(Items listed in a dataset)
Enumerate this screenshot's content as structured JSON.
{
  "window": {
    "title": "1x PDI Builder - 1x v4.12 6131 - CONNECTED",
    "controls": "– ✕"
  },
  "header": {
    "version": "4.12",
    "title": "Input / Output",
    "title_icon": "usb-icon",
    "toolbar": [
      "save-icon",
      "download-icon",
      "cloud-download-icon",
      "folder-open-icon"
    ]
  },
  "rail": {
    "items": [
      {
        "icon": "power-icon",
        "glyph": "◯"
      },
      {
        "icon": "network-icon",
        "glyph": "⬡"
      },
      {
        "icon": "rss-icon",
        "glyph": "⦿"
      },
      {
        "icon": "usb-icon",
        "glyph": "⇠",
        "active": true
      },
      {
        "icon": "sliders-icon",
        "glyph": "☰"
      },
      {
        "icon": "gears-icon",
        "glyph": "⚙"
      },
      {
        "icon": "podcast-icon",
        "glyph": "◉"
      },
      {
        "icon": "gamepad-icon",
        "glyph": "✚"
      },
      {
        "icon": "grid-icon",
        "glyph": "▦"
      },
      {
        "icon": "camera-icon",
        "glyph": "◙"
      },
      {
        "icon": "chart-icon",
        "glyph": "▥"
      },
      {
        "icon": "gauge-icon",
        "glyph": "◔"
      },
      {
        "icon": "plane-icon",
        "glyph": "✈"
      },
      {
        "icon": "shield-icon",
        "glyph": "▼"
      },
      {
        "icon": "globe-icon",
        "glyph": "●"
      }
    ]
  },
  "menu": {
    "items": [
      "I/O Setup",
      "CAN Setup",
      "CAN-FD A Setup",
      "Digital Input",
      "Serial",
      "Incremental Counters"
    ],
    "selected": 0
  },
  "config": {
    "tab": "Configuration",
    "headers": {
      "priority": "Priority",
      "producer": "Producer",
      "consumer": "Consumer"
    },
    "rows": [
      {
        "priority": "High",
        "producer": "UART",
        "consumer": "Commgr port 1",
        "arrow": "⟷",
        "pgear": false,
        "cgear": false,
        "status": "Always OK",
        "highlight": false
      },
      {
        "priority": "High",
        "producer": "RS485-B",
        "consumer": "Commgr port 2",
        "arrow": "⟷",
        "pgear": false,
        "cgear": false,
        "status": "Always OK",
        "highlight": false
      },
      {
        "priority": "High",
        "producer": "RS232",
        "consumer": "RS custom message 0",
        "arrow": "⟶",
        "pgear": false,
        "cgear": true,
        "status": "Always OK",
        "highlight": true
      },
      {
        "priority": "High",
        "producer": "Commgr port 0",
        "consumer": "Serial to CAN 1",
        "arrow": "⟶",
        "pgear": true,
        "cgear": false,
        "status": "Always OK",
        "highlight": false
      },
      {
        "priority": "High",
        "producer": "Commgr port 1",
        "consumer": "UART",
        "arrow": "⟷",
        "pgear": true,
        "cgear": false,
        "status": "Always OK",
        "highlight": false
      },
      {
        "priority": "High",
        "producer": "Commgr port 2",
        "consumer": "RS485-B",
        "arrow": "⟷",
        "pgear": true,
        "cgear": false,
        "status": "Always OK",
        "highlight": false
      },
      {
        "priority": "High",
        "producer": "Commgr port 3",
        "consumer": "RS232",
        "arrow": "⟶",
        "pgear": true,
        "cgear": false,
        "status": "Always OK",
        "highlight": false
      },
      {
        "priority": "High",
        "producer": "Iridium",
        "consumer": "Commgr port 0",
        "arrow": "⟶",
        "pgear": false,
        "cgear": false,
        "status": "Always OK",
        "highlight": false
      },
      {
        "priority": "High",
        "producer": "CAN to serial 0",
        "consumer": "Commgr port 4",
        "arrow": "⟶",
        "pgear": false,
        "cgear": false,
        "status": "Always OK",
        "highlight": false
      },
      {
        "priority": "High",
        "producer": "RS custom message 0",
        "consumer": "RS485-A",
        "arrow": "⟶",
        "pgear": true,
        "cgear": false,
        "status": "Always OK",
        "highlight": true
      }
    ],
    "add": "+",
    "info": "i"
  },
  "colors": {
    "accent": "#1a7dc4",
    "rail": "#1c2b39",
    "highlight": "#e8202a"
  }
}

• [The task]
Every entry must be output again, exactly as written above.

• [Written answer]
Enumerate this screenshot's content as structured JSON.
{
  "window": {
    "title": "1x PDI Builder - 1x v4.12 6131 - CONNECTED",
    "controls": "– ✕"
  },
  "header": {
    "version": "4.12",
    "title": "Input / Output",
    "title_icon": "usb-icon",
    "toolbar": [
      "save-icon",
      "download-icon",
      "cloud-download-icon",
      "folder-open-icon"
    ]
  },
  "rail": {
    "items": [
      {
        "icon": "power-icon",
        "glyph": "◯"
      },
      {
        "icon": "network-icon",
        "glyph": "⬡"
      },
      {
        "icon": "rss-icon",
        "glyph": "⦿"
      },
      {
        "icon": "usb-icon",
        "glyph": "⇠",
        "active": true
      },
      {
        "icon": "sliders-icon",
        "glyph": "☰"
      },
      {
        "icon": "gears-icon",
        "glyph": "⚙"
      },
      {
        "icon": "podcast-icon",
        "glyph": "◉"
      },
      {
        "icon": "gamepad-icon",
        "glyph": "✚"
      },
      {
        "icon": "grid-icon",
        "glyph": "▦"
      },
      {
        "icon": "camera-icon",
        "glyph": "◙"
      },
      {
        "icon": "chart-icon",
        "glyph": "▥"
      },
      {
        "icon": "gauge-icon",
        "glyph": "◔"
      },
      {
        "icon": "plane-icon",
        "glyph": "✈"
      },
      {
        "icon": "shield-icon",
        "glyph": "▼"
      },
      {
        "icon": "globe-icon",
        "glyph": "●"
      }
    ]
  },
  "menu": {
    "items": [
      "I/O Setup",
      "CAN Setup",
      "CAN-FD A Setup",
      "Digital Input",
      "Serial",
      "Incremental Counters"
    ],
    "selected": 0
  },
  "config": {
    "tab": "Configuration",
    "headers": {
      "priority": "Priority",
      "producer": "Producer",
      "consumer": "Consumer"
    },
    "rows": [
      {
        "priority": "High",
        "producer": "UART",
        "consumer": "Commgr port 1",
        "arrow": "⟷",
        "pgear": false,
        "cgear": false,
        "status": "Always OK",
        "highlight": false
      },
      {
        "priority": "High",
        "producer": "RS485-B",
        "consumer": "Commgr port 2",
        "arrow": "⟷",
        "pgear": false,
        "cgear": false,
        "status": "Always OK",
        "highlight": false
      },
      {
        "priority": "High",
        "producer": "RS232",
        "consumer": "RS custom message 0",
        "arrow": "⟶",
        "pgear": false,
        "cgear": true,
        "status": "Always OK",
        "highlight": true
      },
      {
        "priority": "High",
        "producer": "Commgr port 0",
        "consumer": "Serial to CAN 1",
        "arrow": "⟶",
        "pgear": true,
        "cgear": false,
        "status": "Always OK",
        "highlight": false
      },
      {
        "priority": "High",
        "producer": "Commgr port 1",
        "consumer": "UART",
        "arrow": "⟷",
        "pgear": true,
        "cgear": false,
        "status": "Always OK",
        "highlight": false
      },
      {
        "priority": "High",
        "producer": "Commgr port 2",
        "consumer": "RS485-B",
        "arrow": "⟷",
        "pgear": true,
        "cgear": false,
        "status": "Always OK",
        "highlight": false
      },
      {
        "priority": "High",
        "producer": "Commgr port 3",
        "consumer": "RS232",
        "arrow": "⟶",
        "pgear": true,
        "cgear": false,
        "status": "Always OK",
        "highlight": false
      },
      {
        "priority": "High",
        "producer": "Iridium",
        "consumer": "Commgr port 0",
        "arrow": "⟶",
        "pgear": false,
        "cgear": false,
        "status": "Always OK",
        "highlight": false
      },
      {
        "priority": "High",
        "producer": "CAN to serial 0",
        "consumer": "Commgr port 4",
        "arrow": "⟶",
        "pgear": false,
        "cgear": false,
        "status": "Always OK",
        "highlight": false
      },
      {
        "priority": "High",
        "producer": "RS custom message 0",
        "consumer": "RS485-A",
        "arrow": "⟶",
        "pgear": true,
        "cgear": false,
        "status": "Always OK",
        "highlight": true
      }
    ],
    "add": "+",
    "info": "i"
  },
  "colors": {
    "accent": "#1a7dc4",
    "rail": "#1c2b39",
    "highlight": "#e8202a"
  }
}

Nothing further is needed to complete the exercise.